= PROVIDED DATA =

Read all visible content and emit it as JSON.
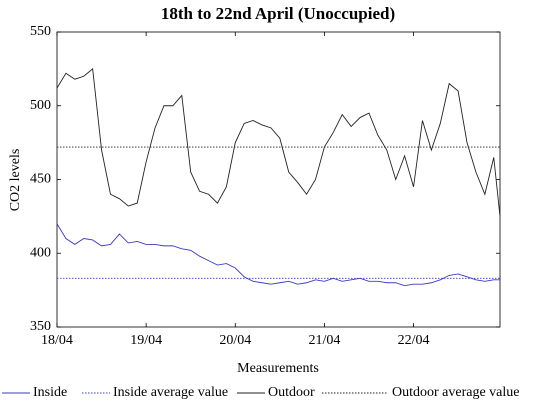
{
  "chart_data": {
    "type": "line",
    "title": "18th to 22nd April (Unoccupied)",
    "x_label": "Measurements",
    "y_label": "CO2 levels",
    "x": [
      0,
      0.1,
      0.2,
      0.3,
      0.4,
      0.5,
      0.6,
      0.7,
      0.8,
      0.9,
      1.0,
      1.1,
      1.2,
      1.3,
      1.4,
      1.5,
      1.6,
      1.7,
      1.8,
      1.9,
      2.0,
      2.1,
      2.2,
      2.3,
      2.4,
      2.5,
      2.6,
      2.7,
      2.8,
      2.9,
      3.0,
      3.1,
      3.2,
      3.3,
      3.4,
      3.5,
      3.6,
      3.7,
      3.8,
      3.9,
      4.0,
      4.1,
      4.2,
      4.3,
      4.4,
      4.5,
      4.6,
      4.7,
      4.8,
      4.9,
      4.97
    ],
    "series": [
      {
        "name": "Inside",
        "color": "#3b3bc4",
        "values": [
          420,
          410,
          406,
          410,
          409,
          405,
          406,
          413,
          407,
          408,
          406,
          406,
          405,
          405,
          403,
          402,
          398,
          395,
          392,
          393,
          390,
          384,
          381,
          380,
          379,
          380,
          381,
          379,
          380,
          382,
          381,
          383,
          381,
          382,
          383,
          381,
          381,
          380,
          380,
          378,
          379,
          379,
          380,
          382,
          385,
          386,
          384,
          382,
          381,
          382,
          382
        ]
      },
      {
        "name": "Outdoor",
        "color": "#222222",
        "values": [
          512,
          522,
          518,
          520,
          525,
          470,
          440,
          437,
          432,
          434,
          462,
          485,
          500,
          500,
          507,
          455,
          442,
          440,
          434,
          445,
          475,
          488,
          490,
          487,
          485,
          478,
          455,
          448,
          440,
          450,
          472,
          482,
          494,
          486,
          492,
          495,
          480,
          470,
          450,
          466,
          445,
          490,
          470,
          488,
          515,
          510,
          475,
          455,
          440,
          465,
          425
        ]
      }
    ],
    "reference_lines": [
      {
        "name": "Inside average value",
        "value": 383,
        "color": "#3b3bc4"
      },
      {
        "name": "Outdoor average value",
        "value": 472,
        "color": "#222222"
      }
    ],
    "xlim": [
      0,
      4.97
    ],
    "xticks": [
      {
        "value": 0,
        "label": "18/04"
      },
      {
        "value": 1,
        "label": "19/04"
      },
      {
        "value": 2,
        "label": "20/04"
      },
      {
        "value": 3,
        "label": "21/04"
      },
      {
        "value": 4,
        "label": "22/04"
      }
    ],
    "ylim": [
      350,
      550
    ],
    "yticks": [
      350,
      400,
      450,
      500,
      550
    ]
  }
}
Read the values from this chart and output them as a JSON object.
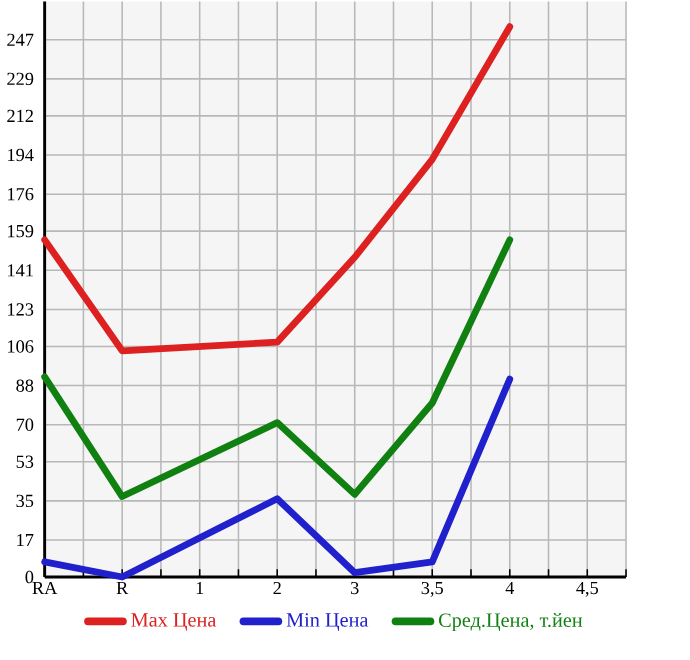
{
  "chart_data": {
    "type": "line",
    "categories": [
      "RA",
      "R",
      "1",
      "2",
      "3",
      "3,5",
      "4",
      "4,5"
    ],
    "series": [
      {
        "name": "Max Цена",
        "color": "#dd2020",
        "values": [
          155,
          104,
          null,
          108,
          147,
          192,
          253,
          null
        ]
      },
      {
        "name": "Min Цена",
        "color": "#2020cc",
        "values": [
          7,
          0,
          null,
          36,
          2,
          7,
          91,
          null
        ]
      },
      {
        "name": "Сред.Цена, т.йен",
        "color": "#108010",
        "values": [
          92,
          37,
          null,
          71,
          38,
          80,
          155,
          null
        ]
      }
    ],
    "ylim": [
      0,
      264.6
    ],
    "yticks": [
      0,
      17,
      35,
      53,
      70,
      88,
      106,
      123,
      141,
      159,
      176,
      194,
      212,
      229,
      247
    ],
    "grid": true,
    "legend": "bottom",
    "marker": "none",
    "line_style": "solid"
  }
}
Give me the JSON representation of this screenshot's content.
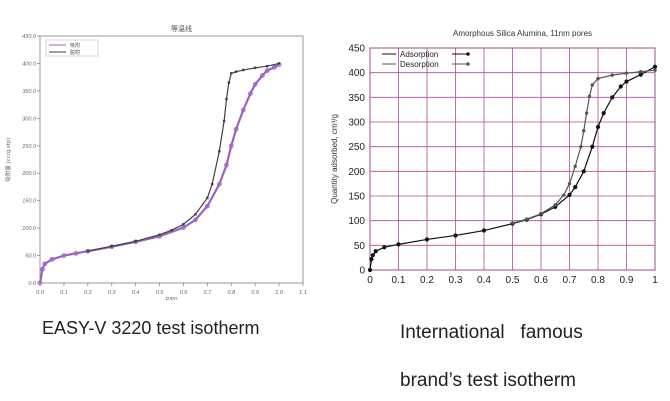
{
  "captions": {
    "left": "EASY-V 3220 test isotherm",
    "right_line1": "International   famous",
    "right_line2": "brand’s test isotherm"
  },
  "chart_data": [
    {
      "type": "line",
      "title": "等温线",
      "xlabel": "P/P0",
      "ylabel": "吸附量 (cc/g.stp)",
      "xlim": [
        0,
        1.1
      ],
      "ylim": [
        0,
        450
      ],
      "xticks": [
        "0.0",
        "0.1",
        "0.2",
        "0.3",
        "0.4",
        "0.5",
        "0.6",
        "0.7",
        "0.8",
        "0.9",
        "1.0",
        "1.1"
      ],
      "yticks": [
        "0.0",
        "50.0",
        "100.0",
        "150.0",
        "200.0",
        "250.0",
        "300.0",
        "350.0",
        "400.0",
        "450.0"
      ],
      "grid": false,
      "legend": "top-left",
      "colors": {
        "adsorption": "#9a62c4",
        "desorption": "#404040"
      },
      "series": [
        {
          "name": "吸附",
          "x": [
            0.0,
            0.01,
            0.02,
            0.05,
            0.1,
            0.15,
            0.2,
            0.3,
            0.4,
            0.5,
            0.6,
            0.65,
            0.7,
            0.75,
            0.78,
            0.8,
            0.82,
            0.85,
            0.88,
            0.9,
            0.93,
            0.95,
            0.98,
            1.0
          ],
          "y": [
            0,
            25,
            35,
            43,
            50,
            54,
            58,
            66,
            75,
            85,
            101,
            115,
            140,
            180,
            215,
            250,
            280,
            315,
            345,
            362,
            378,
            387,
            393,
            398
          ]
        },
        {
          "name": "脱附",
          "x": [
            1.0,
            0.95,
            0.9,
            0.85,
            0.82,
            0.8,
            0.79,
            0.78,
            0.77,
            0.75,
            0.72,
            0.7,
            0.65,
            0.6,
            0.55,
            0.5,
            0.4,
            0.3,
            0.2
          ],
          "y": [
            400,
            395,
            392,
            388,
            385,
            382,
            365,
            335,
            295,
            240,
            180,
            155,
            125,
            107,
            96,
            88,
            76,
            67,
            58
          ]
        }
      ]
    },
    {
      "type": "line",
      "title": "Amorphous Silica Alumina, 11nm pores",
      "xlabel": "",
      "ylabel": "Quantity adsorbed, cm³/g",
      "xlim": [
        0,
        1
      ],
      "ylim": [
        0,
        450
      ],
      "xticks": [
        "0",
        "0.1",
        "0.2",
        "0.3",
        "0.4",
        "0.5",
        "0.6",
        "0.7",
        "0.8",
        "0.9",
        "1"
      ],
      "yticks": [
        "0",
        "50",
        "100",
        "150",
        "200",
        "250",
        "300",
        "350",
        "400",
        "450"
      ],
      "grid": true,
      "legend": "top-left",
      "colors": {
        "grid": "#b04a9a",
        "adsorption": "#111111",
        "desorption": "#555555"
      },
      "series": [
        {
          "name": "Adsorption",
          "x": [
            0.0,
            0.005,
            0.01,
            0.02,
            0.05,
            0.1,
            0.2,
            0.3,
            0.4,
            0.5,
            0.55,
            0.6,
            0.65,
            0.7,
            0.72,
            0.75,
            0.78,
            0.8,
            0.82,
            0.85,
            0.88,
            0.9,
            0.95,
            1.0
          ],
          "y": [
            0,
            22,
            30,
            38,
            46,
            52,
            62,
            70,
            80,
            94,
            102,
            113,
            128,
            152,
            168,
            200,
            250,
            290,
            318,
            350,
            372,
            382,
            396,
            412
          ]
        },
        {
          "name": "Desorption",
          "x": [
            1.0,
            0.95,
            0.9,
            0.85,
            0.8,
            0.78,
            0.77,
            0.76,
            0.75,
            0.74,
            0.72,
            0.7,
            0.68,
            0.65,
            0.6,
            0.55,
            0.5
          ],
          "y": [
            405,
            402,
            399,
            395,
            388,
            375,
            352,
            318,
            282,
            250,
            210,
            175,
            152,
            132,
            114,
            103,
            95
          ]
        }
      ]
    }
  ]
}
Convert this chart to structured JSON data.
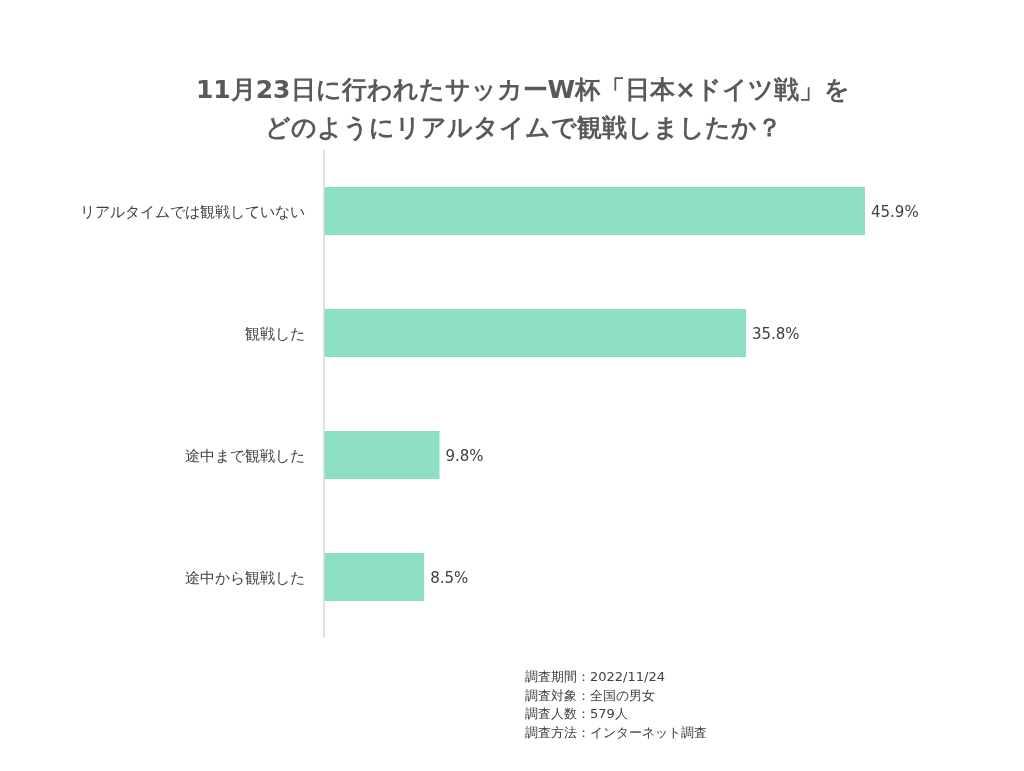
{
  "chart_data": {
    "type": "bar",
    "orientation": "horizontal",
    "title": "11月23日に行われたサッカーW杯「日本×ドイツ戦」をどのようにリアルタイムで観戦しましたか？",
    "categories": [
      "リアルタイムでは観戦していない",
      "観戦した",
      "途中まで観戦した",
      "途中から観戦した"
    ],
    "values": [
      45.9,
      35.8,
      9.8,
      8.5
    ],
    "value_labels": [
      "45.9%",
      "35.8%",
      "9.8%",
      "8.5%"
    ],
    "color": "#8ddfc4",
    "annotations": [
      "調査期間：2022/11/24",
      "調査対象：全国の男女",
      "調査人数：579人",
      "調査方法：インターネット調査"
    ]
  }
}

= TASK STATEMENT =
Report the number of lines above that contain the word "content", and only that number.

= OUTPUT OF THE EXERCISE =
2